# MATERIAL FOR THE TASK
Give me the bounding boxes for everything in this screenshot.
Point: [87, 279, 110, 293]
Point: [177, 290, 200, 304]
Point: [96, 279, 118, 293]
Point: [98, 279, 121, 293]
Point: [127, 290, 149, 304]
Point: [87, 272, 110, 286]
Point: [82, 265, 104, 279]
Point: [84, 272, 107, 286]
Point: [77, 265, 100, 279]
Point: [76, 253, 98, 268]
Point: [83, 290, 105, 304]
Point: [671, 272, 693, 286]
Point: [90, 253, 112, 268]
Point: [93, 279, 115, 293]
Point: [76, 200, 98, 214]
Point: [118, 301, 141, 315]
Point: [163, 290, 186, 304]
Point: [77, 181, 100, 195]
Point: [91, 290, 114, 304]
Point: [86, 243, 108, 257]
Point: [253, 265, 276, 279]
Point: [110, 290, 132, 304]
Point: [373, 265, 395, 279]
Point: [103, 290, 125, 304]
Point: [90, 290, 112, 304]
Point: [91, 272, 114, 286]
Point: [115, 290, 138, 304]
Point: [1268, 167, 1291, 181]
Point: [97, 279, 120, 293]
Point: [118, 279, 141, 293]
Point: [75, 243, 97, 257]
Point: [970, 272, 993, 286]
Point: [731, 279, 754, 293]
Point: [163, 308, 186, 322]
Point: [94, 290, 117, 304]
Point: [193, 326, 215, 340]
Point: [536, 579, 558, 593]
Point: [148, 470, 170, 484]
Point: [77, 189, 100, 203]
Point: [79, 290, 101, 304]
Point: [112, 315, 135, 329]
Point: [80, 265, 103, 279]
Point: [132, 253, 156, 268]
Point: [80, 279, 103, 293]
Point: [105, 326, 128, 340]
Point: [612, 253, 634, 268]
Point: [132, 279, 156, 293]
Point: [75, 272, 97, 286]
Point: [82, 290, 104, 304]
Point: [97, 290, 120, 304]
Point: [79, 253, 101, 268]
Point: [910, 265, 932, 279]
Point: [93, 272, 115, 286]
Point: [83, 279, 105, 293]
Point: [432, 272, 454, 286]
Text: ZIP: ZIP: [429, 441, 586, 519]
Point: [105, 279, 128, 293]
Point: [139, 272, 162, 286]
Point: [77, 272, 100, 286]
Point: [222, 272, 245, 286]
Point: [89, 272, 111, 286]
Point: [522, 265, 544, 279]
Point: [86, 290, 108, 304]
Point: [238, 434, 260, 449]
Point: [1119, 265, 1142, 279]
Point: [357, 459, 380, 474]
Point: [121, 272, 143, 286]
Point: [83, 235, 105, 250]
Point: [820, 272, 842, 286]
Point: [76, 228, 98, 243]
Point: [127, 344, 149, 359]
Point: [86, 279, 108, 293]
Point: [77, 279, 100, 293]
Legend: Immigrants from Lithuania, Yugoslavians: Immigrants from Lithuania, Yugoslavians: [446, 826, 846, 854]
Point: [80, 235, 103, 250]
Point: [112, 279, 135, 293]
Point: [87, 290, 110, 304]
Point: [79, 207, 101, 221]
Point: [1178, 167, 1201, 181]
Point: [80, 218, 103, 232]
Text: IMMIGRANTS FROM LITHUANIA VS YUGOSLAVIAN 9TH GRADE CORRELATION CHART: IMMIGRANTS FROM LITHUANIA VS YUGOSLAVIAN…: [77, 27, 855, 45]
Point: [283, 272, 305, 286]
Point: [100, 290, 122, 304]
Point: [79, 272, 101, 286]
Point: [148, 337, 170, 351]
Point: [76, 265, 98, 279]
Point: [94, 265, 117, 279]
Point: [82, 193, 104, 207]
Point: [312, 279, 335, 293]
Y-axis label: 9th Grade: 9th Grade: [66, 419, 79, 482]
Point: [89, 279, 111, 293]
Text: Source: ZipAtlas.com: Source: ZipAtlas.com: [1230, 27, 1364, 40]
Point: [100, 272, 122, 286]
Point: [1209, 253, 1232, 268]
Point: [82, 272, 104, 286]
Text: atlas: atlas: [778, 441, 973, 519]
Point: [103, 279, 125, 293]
...
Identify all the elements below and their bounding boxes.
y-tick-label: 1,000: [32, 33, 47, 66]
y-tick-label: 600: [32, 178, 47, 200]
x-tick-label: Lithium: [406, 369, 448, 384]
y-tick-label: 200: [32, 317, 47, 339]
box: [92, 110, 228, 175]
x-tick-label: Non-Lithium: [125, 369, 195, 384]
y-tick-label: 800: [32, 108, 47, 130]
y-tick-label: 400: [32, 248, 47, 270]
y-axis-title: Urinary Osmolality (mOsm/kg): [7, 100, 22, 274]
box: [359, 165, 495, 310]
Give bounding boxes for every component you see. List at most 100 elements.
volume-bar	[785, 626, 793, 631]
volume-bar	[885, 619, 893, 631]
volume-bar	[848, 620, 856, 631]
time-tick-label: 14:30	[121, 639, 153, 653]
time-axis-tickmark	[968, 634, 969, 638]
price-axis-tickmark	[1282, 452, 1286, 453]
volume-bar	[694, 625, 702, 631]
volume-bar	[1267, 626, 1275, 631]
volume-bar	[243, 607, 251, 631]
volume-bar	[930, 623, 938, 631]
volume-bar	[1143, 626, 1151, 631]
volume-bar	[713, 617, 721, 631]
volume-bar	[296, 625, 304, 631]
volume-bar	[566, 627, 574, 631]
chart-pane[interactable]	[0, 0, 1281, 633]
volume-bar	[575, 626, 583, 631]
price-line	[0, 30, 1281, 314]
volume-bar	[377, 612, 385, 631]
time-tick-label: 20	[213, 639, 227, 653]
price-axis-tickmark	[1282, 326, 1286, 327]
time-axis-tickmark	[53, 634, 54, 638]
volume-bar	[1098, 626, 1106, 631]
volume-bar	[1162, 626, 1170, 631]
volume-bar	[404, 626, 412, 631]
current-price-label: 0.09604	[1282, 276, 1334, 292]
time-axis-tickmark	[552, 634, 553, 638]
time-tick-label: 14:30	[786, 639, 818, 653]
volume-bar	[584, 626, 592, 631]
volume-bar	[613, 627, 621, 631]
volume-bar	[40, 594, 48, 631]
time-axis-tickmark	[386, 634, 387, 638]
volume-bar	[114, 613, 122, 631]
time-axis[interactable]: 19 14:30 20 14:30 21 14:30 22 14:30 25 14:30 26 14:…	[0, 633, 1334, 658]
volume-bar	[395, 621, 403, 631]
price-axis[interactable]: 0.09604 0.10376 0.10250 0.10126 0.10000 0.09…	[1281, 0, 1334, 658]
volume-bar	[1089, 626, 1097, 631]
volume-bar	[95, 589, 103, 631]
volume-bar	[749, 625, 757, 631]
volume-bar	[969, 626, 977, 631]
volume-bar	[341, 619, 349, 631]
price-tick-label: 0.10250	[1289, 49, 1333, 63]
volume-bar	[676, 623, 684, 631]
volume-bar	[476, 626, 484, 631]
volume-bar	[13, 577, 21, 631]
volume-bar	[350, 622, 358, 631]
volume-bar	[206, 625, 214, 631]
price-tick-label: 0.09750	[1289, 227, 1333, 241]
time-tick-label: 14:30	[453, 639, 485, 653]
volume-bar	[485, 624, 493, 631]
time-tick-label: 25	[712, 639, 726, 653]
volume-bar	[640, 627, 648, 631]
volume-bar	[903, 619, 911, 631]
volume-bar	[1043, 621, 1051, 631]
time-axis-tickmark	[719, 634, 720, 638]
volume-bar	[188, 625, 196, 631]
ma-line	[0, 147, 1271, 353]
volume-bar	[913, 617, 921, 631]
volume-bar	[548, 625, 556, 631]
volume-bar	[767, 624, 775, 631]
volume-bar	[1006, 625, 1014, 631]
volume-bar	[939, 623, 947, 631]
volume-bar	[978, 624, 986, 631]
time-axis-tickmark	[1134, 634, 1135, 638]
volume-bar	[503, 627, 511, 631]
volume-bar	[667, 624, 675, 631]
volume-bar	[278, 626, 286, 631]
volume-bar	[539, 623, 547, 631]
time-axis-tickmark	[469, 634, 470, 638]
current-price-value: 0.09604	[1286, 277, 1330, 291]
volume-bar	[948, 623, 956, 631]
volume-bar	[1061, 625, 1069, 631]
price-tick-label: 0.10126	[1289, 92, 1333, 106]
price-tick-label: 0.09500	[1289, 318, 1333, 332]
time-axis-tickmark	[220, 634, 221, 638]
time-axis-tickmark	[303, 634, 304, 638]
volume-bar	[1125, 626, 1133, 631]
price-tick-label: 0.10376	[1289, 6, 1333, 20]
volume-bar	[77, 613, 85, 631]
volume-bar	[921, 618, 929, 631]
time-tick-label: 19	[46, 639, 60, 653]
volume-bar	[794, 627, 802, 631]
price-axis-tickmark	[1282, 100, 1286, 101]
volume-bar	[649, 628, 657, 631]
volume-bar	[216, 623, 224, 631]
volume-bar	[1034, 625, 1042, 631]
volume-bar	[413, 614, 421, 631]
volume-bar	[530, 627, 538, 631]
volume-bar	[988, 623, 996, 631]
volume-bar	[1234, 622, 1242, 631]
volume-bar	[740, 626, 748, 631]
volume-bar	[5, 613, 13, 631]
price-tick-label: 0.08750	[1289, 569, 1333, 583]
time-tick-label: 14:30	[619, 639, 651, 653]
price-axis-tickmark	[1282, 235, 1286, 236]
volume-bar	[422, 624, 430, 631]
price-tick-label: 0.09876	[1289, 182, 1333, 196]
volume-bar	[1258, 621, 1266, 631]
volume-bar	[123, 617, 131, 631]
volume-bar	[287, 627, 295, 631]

# STATED TASK
Revise the lines starting with the one containing "Identify all the" and going on through the one containing "626, 793, 631]", changing "y-tick-label" to "y-axis-tick" and leaving everything else unchanged. Return only those lines.

# EXERCISE RESULT
Identify all the elements below and their bounding boxes.
y-axis-tick: 1,000: [32, 33, 47, 66]
y-axis-tick: 600: [32, 178, 47, 200]
x-tick-label: Lithium: [406, 369, 448, 384]
y-axis-tick: 200: [32, 317, 47, 339]
box: [92, 110, 228, 175]
x-tick-label: Non-Lithium: [125, 369, 195, 384]
y-axis-tick: 800: [32, 108, 47, 130]
y-axis-tick: 400: [32, 248, 47, 270]
y-axis-title: Urinary Osmolality (mOsm/kg): [7, 100, 22, 274]
box: [359, 165, 495, 310]
Give bounding boxes for every component you see. List at most 100 elements.
volume-bar	[785, 626, 793, 631]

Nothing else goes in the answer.